┌──
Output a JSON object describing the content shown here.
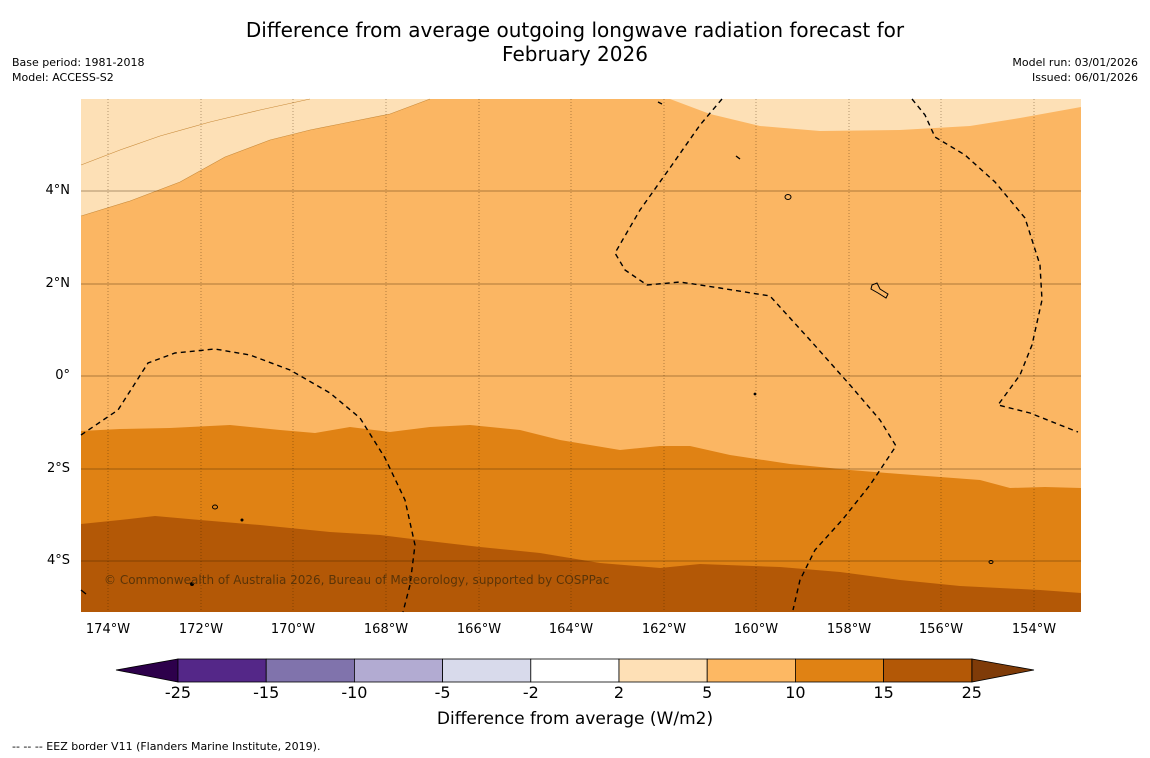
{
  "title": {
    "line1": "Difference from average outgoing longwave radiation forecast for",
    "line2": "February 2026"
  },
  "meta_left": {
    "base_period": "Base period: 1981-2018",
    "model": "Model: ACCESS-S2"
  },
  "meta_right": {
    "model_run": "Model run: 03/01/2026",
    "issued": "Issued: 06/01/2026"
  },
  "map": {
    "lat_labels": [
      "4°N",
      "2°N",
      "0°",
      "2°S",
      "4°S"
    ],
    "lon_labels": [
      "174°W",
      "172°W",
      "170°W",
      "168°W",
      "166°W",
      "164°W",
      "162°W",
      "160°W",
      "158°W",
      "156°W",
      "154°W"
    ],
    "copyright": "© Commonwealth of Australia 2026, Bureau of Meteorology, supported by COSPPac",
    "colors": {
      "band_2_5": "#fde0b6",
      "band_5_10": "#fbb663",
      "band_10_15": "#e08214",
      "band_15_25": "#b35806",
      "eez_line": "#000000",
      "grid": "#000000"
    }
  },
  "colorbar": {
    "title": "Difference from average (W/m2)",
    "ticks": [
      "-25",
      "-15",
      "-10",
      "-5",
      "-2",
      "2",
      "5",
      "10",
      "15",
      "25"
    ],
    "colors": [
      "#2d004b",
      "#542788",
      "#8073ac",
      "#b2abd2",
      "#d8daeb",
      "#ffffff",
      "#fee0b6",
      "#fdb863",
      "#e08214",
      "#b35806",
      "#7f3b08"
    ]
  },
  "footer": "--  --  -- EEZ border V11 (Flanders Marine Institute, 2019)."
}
└──
┌──
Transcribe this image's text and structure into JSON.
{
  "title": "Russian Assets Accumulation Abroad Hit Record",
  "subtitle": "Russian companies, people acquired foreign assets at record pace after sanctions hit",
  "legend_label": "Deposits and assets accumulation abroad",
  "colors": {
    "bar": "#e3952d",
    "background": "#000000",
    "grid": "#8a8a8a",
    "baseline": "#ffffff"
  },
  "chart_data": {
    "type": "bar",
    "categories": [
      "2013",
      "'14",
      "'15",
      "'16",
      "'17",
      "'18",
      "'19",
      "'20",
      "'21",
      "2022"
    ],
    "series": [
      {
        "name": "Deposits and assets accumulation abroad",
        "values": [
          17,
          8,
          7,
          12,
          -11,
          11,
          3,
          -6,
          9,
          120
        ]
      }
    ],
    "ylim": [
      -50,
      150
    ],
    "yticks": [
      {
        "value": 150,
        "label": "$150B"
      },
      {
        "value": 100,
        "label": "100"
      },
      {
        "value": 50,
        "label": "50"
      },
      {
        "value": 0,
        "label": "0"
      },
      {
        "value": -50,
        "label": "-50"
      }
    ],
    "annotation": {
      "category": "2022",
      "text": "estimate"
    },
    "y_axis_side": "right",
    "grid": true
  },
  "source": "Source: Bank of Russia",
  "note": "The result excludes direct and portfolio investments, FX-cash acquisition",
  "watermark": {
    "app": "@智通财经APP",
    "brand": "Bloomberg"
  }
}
└──
┌──
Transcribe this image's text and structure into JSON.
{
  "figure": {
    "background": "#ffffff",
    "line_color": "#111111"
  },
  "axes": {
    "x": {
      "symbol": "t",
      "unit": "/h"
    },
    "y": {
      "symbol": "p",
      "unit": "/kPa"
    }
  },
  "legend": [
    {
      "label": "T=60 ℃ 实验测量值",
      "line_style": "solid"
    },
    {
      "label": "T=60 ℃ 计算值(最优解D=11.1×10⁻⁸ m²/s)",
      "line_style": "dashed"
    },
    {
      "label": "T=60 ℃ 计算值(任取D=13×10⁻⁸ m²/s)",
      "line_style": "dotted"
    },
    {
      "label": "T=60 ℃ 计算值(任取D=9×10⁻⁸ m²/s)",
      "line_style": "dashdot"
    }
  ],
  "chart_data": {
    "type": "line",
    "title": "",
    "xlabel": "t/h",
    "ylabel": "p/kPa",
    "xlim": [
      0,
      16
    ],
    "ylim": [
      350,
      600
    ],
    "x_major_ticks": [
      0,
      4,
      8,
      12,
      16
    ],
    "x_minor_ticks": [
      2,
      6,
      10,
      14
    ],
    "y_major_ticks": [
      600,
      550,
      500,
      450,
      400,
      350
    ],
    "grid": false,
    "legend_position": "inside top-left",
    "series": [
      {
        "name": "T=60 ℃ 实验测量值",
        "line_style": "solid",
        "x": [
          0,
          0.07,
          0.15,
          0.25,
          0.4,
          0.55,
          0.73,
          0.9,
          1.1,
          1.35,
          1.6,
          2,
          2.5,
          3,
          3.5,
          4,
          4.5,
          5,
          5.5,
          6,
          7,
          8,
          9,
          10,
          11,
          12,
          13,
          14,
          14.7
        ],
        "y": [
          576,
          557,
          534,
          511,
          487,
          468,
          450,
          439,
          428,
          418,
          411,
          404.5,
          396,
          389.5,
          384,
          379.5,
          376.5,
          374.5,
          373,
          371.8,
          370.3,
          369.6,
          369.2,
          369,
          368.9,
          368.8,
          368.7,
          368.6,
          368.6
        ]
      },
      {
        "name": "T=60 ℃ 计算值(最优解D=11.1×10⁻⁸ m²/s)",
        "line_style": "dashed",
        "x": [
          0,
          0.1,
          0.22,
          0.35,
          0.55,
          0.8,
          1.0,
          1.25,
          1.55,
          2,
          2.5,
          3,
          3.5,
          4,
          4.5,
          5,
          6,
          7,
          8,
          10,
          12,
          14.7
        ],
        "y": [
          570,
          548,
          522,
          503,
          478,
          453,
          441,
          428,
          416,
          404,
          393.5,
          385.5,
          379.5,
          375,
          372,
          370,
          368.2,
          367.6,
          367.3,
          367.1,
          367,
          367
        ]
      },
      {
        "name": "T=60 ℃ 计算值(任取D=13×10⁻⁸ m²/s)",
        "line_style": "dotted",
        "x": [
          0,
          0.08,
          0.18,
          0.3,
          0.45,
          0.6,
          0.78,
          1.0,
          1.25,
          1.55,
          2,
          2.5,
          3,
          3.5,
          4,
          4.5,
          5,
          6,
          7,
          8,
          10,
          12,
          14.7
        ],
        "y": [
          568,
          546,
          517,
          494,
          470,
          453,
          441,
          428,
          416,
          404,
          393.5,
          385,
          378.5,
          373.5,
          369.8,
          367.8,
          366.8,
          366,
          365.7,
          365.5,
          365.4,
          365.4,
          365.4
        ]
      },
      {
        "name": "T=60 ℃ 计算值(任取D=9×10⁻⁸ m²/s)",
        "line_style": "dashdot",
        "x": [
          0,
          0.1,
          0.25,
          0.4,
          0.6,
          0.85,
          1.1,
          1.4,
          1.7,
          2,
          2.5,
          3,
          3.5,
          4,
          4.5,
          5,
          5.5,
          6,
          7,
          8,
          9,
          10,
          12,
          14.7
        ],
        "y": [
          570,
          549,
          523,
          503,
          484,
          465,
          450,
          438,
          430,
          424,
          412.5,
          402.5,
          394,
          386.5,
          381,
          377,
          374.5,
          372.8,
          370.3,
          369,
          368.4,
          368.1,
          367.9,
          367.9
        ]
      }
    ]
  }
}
└──
Copy each line above that contains the string "background".

**EXERCISE SOLUTION**
    "background": "#000000",
    "background": "#ffffff",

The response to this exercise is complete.